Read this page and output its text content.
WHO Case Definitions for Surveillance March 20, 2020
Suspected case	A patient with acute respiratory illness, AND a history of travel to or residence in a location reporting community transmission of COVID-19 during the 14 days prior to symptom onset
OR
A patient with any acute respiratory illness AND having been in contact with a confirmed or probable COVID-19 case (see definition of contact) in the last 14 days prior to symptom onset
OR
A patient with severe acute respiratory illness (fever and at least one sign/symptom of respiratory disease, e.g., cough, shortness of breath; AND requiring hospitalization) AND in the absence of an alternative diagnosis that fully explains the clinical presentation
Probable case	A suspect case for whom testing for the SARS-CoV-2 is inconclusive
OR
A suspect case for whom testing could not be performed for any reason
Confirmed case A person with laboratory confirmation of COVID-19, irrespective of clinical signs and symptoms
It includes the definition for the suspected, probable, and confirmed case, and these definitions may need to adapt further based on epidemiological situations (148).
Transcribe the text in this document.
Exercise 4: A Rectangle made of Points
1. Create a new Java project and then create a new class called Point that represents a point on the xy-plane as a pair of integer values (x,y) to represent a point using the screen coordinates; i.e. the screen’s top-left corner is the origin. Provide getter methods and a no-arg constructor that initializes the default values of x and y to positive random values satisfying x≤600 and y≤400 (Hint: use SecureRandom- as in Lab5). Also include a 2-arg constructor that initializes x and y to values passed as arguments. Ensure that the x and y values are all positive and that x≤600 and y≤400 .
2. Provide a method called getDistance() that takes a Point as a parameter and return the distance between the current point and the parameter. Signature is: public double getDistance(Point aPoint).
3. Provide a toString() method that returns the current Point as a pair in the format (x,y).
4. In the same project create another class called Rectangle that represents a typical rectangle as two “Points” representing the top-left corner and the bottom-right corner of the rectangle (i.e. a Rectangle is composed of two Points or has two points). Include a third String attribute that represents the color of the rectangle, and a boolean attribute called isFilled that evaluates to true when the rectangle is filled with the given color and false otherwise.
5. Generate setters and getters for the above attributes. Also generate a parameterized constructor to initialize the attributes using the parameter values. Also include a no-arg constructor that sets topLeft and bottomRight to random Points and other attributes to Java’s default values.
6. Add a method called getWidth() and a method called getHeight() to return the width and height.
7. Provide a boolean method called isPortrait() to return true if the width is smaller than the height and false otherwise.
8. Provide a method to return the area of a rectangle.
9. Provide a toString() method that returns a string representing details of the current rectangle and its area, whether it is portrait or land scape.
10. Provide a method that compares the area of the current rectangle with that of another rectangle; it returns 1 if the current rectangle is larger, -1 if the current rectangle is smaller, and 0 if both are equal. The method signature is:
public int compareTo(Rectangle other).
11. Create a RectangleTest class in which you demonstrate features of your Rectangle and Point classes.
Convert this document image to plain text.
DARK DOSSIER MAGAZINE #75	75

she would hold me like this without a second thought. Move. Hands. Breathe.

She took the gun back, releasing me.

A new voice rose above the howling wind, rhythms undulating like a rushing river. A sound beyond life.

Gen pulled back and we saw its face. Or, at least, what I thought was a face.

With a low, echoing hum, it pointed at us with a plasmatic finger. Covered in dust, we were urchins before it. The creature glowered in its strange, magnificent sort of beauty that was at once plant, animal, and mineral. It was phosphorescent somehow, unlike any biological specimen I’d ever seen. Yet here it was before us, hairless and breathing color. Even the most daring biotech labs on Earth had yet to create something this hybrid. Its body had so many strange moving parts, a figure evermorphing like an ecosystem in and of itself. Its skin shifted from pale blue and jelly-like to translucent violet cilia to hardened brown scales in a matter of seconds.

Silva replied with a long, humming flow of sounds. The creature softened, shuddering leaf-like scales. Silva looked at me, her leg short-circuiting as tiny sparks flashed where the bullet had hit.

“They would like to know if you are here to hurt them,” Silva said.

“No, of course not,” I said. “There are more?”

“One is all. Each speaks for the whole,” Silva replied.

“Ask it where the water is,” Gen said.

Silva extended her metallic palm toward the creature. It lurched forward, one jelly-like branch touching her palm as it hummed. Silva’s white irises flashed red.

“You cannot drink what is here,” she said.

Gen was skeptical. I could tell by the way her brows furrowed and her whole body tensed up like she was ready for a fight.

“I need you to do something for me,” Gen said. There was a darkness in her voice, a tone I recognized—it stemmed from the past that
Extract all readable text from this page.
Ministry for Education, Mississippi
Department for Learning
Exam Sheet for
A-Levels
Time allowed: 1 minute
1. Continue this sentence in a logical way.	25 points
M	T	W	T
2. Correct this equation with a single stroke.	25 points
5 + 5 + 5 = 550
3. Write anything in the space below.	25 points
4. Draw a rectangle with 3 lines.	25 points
════════════════
EXERCISE REQUIREMENTS:
In this exercise, repeat all entries exactly.

RESULT FOR THIS TASK:
Read this page and output its text content.
WHO Case Definitions for Surveillance March 20, 2020
Suspected case	A patient with acute respiratory illness, AND a history of travel to or residence in a location reporting community transmission of COVID-19 during the 14 days prior to symptom onset
OR
A patient with any acute respiratory illness AND having been in contact with a confirmed or probable COVID-19 case (see definition of contact) in the last 14 days prior to symptom onset
OR
A patient with severe acute respiratory illness (fever and at least one sign/symptom of respiratory disease, e.g., cough, shortness of breath; AND requiring hospitalization) AND in the absence of an alternative diagnosis that fully explains the clinical presentation
Probable case	A suspect case for whom testing for the SARS-CoV-2 is inconclusive
OR
A suspect case for whom testing could not be performed for any reason
Confirmed case A person with laboratory confirmation of COVID-19, irrespective of clinical signs and symptoms
It includes the definition for the suspected, probable, and confirmed case, and these definitions may need to adapt further based on epidemiological situations (148).
Transcribe the text in this document.
Exercise 4: A Rectangle made of Points
1. Create a new Java project and then create a new class called Point that represents a point on the xy-plane as a pair of integer values (x,y) to represent a point using the screen coordinates; i.e. the screen’s top-left corner is the origin. Provide getter methods and a no-arg constructor that initializes the default values of x and y to positive random values satisfying x≤600 and y≤400 (Hint: use SecureRandom- as in Lab5). Also include a 2-arg constructor that initializes x and y to values passed as arguments. Ensure that the x and y values are all positive and that x≤600 and y≤400 .
2. Provide a method called getDistance() that takes a Point as a parameter and return the distance between the current point and the parameter. Signature is: public double getDistance(Point aPoint).
3. Provide a toString() method that returns the current Point as a pair in the format (x,y).
4. In the same project create another class called Rectangle that represents a typical rectangle as two “Points” representing the top-left corner and the bottom-right corner of the rectangle (i.e. a Rectangle is composed of two Points or has two points). Include a third String attribute that represents the color of the rectangle, and a boolean attribute called isFilled that evaluates to true when the rectangle is filled with the given color and false otherwise.
5. Generate setters and getters for the above attributes. Also generate a parameterized constructor to initialize the attributes using the parameter values. Also include a no-arg constructor that sets topLeft and bottomRight to random Points and other attributes to Java’s default values.
6. Add a method called getWidth() and a method called getHeight() to return the width and height.
7. Provide a boolean method called isPortrait() to return true if the width is smaller than the height and false otherwise.
8. Provide a method to return the area of a rectangle.
9. Provide a toString() method that returns a string representing details of the current rectangle and its area, whether it is portrait or land scape.
10. Provide a method that compares the area of the current rectangle with that of another rectangle; it returns 1 if the current rectangle is larger, -1 if the current rectangle is smaller, and 0 if both are equal. The method signature is:
public int compareTo(Rectangle other).
11. Create a RectangleTest class in which you demonstrate features of your Rectangle and Point classes.
Convert this document image to plain text.
DARK DOSSIER MAGAZINE #75	75

she would hold me like this without a second thought. Move. Hands. Breathe.

She took the gun back, releasing me.

A new voice rose above the howling wind, rhythms undulating like a rushing river. A sound beyond life.

Gen pulled back and we saw its face. Or, at least, what I thought was a face.

With a low, echoing hum, it pointed at us with a plasmatic finger. Covered in dust, we were urchins before it. The creature glowered in its strange, magnificent sort of beauty that was at once plant, animal, and mineral. It was phosphorescent somehow, unlike any biological specimen I’d ever seen. Yet here it was before us, hairless and breathing color. Even the most daring biotech labs on Earth had yet to create something this hybrid. Its body had so many strange moving parts, a figure evermorphing like an ecosystem in and of itself. Its skin shifted from pale blue and jelly-like to translucent violet cilia to hardened brown scales in a matter of seconds.

Silva replied with a long, humming flow of sounds. The creature softened, shuddering leaf-like scales. Silva looked at me, her leg short-circuiting as tiny sparks flashed where the bullet had hit.

“They would like to know if you are here to hurt them,” Silva said.

“No, of course not,” I said. “There are more?”

“One is all. Each speaks for the whole,” Silva replied.

“Ask it where the water is,” Gen said.

Silva extended her metallic palm toward the creature. It lurched forward, one jelly-like branch touching her palm as it hummed. Silva’s white irises flashed red.

“You cannot drink what is here,” she said.

Gen was skeptical. I could tell by the way her brows furrowed and her whole body tensed up like she was ready for a fight.

“I need you to do something for me,” Gen said. There was a darkness in her voice, a tone I recognized—it stemmed from the past that
Extract all readable text from this page.
Ministry for Education, Mississippi
Department for Learning
Exam Sheet for
A-Levels
Time allowed: 1 minute
1. Continue this sentence in a logical way.	25 points
M	T	W	T
2. Correct this equation with a single stroke.	25 points
5 + 5 + 5 = 550
3. Write anything in the space below.	25 points
4. Draw a rectangle with 3 lines.	25 points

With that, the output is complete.